-- BEGIN MATERIAL PROVIDED --

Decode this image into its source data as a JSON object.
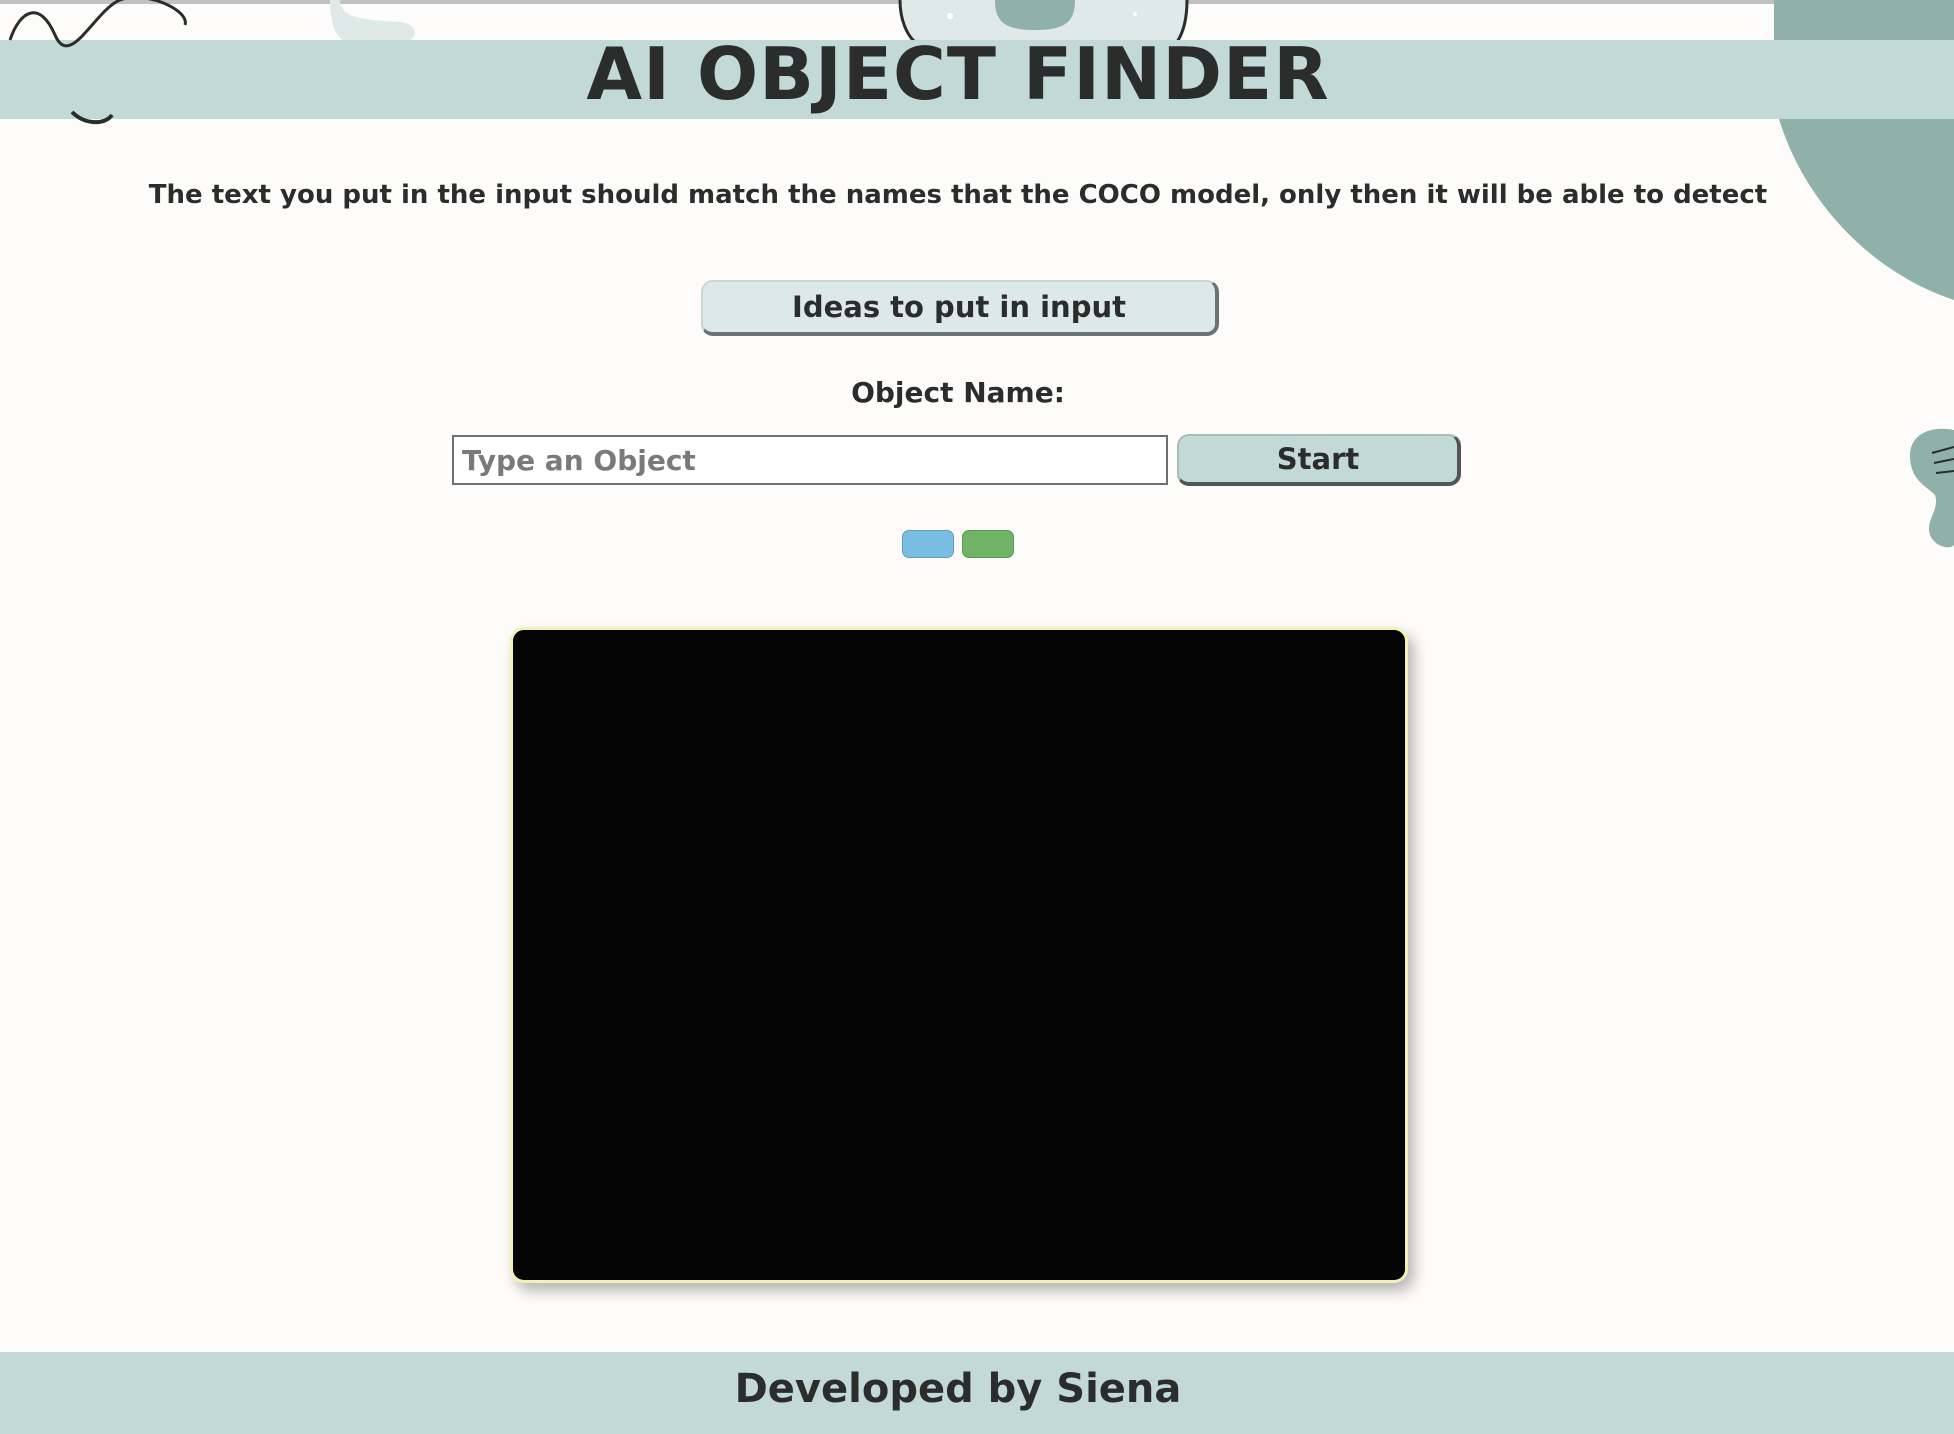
{
  "header": {
    "title": "AI OBJECT FINDER"
  },
  "main": {
    "instruction": "The text you put in the input should match the names that the COCO model, only then it will be able to detect",
    "ideas_button_label": "Ideas to put in input",
    "object_label": "Object Name:",
    "object_input": {
      "value": "",
      "placeholder": "Type an Object"
    },
    "start_button_label": "Start",
    "swatches": [
      {
        "name": "blue",
        "color": "#7abde3"
      },
      {
        "name": "green",
        "color": "#6fb464"
      }
    ]
  },
  "footer": {
    "text": "Developed by Siena"
  },
  "colors": {
    "band": "#c3d9d7",
    "background": "#fdfcfa",
    "deco_teal": "#8fb1aa",
    "video_border": "#f5efb8",
    "video_fill": "#040504"
  }
}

-- END MATERIAL PROVIDED --

### THE EXERCISE
Find each line holding the string "text" and copy it out.

### FULL SOLUTION
    "instruction": "The text you put in the input should match the names that the COCO model, only then it will be able to detect",
    "text": "Developed by Siena"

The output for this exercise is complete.